▶ Work instruction:
Nothing but the data, repeated exactly, belongs in the answer.
────────
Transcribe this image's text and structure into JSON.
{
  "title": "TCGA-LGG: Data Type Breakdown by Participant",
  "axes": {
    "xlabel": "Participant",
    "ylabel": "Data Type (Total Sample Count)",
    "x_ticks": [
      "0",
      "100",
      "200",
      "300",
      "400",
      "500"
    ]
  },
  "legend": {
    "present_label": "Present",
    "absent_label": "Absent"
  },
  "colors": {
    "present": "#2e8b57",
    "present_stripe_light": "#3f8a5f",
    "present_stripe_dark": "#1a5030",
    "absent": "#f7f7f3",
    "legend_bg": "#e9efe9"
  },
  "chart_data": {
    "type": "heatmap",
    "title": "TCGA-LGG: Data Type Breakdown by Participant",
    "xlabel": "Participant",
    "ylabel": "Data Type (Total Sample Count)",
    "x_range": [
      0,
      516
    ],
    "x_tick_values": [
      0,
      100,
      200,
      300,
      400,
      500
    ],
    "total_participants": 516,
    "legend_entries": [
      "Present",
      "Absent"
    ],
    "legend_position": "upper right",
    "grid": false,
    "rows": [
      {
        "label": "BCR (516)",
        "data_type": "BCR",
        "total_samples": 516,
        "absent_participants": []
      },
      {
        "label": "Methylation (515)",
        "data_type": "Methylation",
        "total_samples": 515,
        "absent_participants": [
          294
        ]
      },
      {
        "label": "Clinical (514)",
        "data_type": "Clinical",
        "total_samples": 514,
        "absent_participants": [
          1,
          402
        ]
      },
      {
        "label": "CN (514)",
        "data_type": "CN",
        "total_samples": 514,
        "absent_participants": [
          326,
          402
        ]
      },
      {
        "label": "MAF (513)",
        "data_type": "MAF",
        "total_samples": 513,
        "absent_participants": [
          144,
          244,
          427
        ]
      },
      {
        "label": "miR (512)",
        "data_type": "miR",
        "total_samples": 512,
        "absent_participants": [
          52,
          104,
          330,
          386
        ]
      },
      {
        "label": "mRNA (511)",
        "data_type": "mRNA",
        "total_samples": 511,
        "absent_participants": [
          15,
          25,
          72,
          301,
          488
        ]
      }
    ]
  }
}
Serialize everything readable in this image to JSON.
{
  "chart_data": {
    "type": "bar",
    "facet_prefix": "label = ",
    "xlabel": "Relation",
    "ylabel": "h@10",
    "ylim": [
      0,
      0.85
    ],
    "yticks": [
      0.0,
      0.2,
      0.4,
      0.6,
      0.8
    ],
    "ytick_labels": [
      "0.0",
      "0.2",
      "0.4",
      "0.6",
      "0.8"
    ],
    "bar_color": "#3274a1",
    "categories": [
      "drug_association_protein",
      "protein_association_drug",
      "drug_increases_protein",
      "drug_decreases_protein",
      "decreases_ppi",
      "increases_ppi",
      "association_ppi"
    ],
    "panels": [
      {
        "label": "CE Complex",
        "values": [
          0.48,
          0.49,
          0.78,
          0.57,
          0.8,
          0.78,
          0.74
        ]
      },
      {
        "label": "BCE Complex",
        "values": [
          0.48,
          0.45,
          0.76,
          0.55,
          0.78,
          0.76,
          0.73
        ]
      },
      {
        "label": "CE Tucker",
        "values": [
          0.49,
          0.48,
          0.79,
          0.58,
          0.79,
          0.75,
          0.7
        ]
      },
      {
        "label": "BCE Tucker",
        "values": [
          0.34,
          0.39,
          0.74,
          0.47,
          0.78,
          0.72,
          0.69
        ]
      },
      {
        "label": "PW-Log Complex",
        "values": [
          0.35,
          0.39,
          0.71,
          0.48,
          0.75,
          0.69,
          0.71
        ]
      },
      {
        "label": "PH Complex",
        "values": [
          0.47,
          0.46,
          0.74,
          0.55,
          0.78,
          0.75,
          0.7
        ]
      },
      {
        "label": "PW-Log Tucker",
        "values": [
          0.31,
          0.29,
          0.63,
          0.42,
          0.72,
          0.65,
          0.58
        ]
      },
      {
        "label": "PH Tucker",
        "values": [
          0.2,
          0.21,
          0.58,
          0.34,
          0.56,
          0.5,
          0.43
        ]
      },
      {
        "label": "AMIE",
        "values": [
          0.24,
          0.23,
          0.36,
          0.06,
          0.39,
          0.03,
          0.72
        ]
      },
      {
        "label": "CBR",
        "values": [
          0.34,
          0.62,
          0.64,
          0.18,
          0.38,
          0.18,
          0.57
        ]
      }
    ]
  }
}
────────
▶ Output for this task:
Transcribe this image's text and structure into JSON.
{
  "title": "TCGA-LGG: Data Type Breakdown by Participant",
  "axes": {
    "xlabel": "Participant",
    "ylabel": "Data Type (Total Sample Count)",
    "x_ticks": [
      "0",
      "100",
      "200",
      "300",
      "400",
      "500"
    ]
  },
  "legend": {
    "present_label": "Present",
    "absent_label": "Absent"
  },
  "colors": {
    "present": "#2e8b57",
    "present_stripe_light": "#3f8a5f",
    "present_stripe_dark": "#1a5030",
    "absent": "#f7f7f3",
    "legend_bg": "#e9efe9"
  },
  "chart_data": {
    "type": "heatmap",
    "title": "TCGA-LGG: Data Type Breakdown by Participant",
    "xlabel": "Participant",
    "ylabel": "Data Type (Total Sample Count)",
    "x_range": [
      0,
      516
    ],
    "x_tick_values": [
      0,
      100,
      200,
      300,
      400,
      500
    ],
    "total_participants": 516,
    "legend_entries": [
      "Present",
      "Absent"
    ],
    "legend_position": "upper right",
    "grid": false,
    "rows": [
      {
        "label": "BCR (516)",
        "data_type": "BCR",
        "total_samples": 516,
        "absent_participants": []
      },
      {
        "label": "Methylation (515)",
        "data_type": "Methylation",
        "total_samples": 515,
        "absent_participants": [
          294
        ]
      },
      {
        "label": "Clinical (514)",
        "data_type": "Clinical",
        "total_samples": 514,
        "absent_participants": [
          1,
          402
        ]
      },
      {
        "label": "CN (514)",
        "data_type": "CN",
        "total_samples": 514,
        "absent_participants": [
          326,
          402
        ]
      },
      {
        "label": "MAF (513)",
        "data_type": "MAF",
        "total_samples": 513,
        "absent_participants": [
          144,
          244,
          427
        ]
      },
      {
        "label": "miR (512)",
        "data_type": "miR",
        "total_samples": 512,
        "absent_participants": [
          52,
          104,
          330,
          386
        ]
      },
      {
        "label": "mRNA (511)",
        "data_type": "mRNA",
        "total_samples": 511,
        "absent_participants": [
          15,
          25,
          72,
          301,
          488
        ]
      }
    ]
  }
}
Serialize everything readable in this image to JSON.
{
  "chart_data": {
    "type": "bar",
    "facet_prefix": "label = ",
    "xlabel": "Relation",
    "ylabel": "h@10",
    "ylim": [
      0,
      0.85
    ],
    "yticks": [
      0.0,
      0.2,
      0.4,
      0.6,
      0.8
    ],
    "ytick_labels": [
      "0.0",
      "0.2",
      "0.4",
      "0.6",
      "0.8"
    ],
    "bar_color": "#3274a1",
    "categories": [
      "drug_association_protein",
      "protein_association_drug",
      "drug_increases_protein",
      "drug_decreases_protein",
      "decreases_ppi",
      "increases_ppi",
      "association_ppi"
    ],
    "panels": [
      {
        "label": "CE Complex",
        "values": [
          0.48,
          0.49,
          0.78,
          0.57,
          0.8,
          0.78,
          0.74
        ]
      },
      {
        "label": "BCE Complex",
        "values": [
          0.48,
          0.45,
          0.76,
          0.55,
          0.78,
          0.76,
          0.73
        ]
      },
      {
        "label": "CE Tucker",
        "values": [
          0.49,
          0.48,
          0.79,
          0.58,
          0.79,
          0.75,
          0.7
        ]
      },
      {
        "label": "BCE Tucker",
        "values": [
          0.34,
          0.39,
          0.74,
          0.47,
          0.78,
          0.72,
          0.69
        ]
      },
      {
        "label": "PW-Log Complex",
        "values": [
          0.35,
          0.39,
          0.71,
          0.48,
          0.75,
          0.69,
          0.71
        ]
      },
      {
        "label": "PH Complex",
        "values": [
          0.47,
          0.46,
          0.74,
          0.55,
          0.78,
          0.75,
          0.7
        ]
      },
      {
        "label": "PW-Log Tucker",
        "values": [
          0.31,
          0.29,
          0.63,
          0.42,
          0.72,
          0.65,
          0.58
        ]
      },
      {
        "label": "PH Tucker",
        "values": [
          0.2,
          0.21,
          0.58,
          0.34,
          0.56,
          0.5,
          0.43
        ]
      },
      {
        "label": "AMIE",
        "values": [
          0.24,
          0.23,
          0.36,
          0.06,
          0.39,
          0.03,
          0.72
        ]
      },
      {
        "label": "CBR",
        "values": [
          0.34,
          0.62,
          0.64,
          0.18,
          0.38,
          0.18,
          0.57
        ]
      }
    ]
  }
}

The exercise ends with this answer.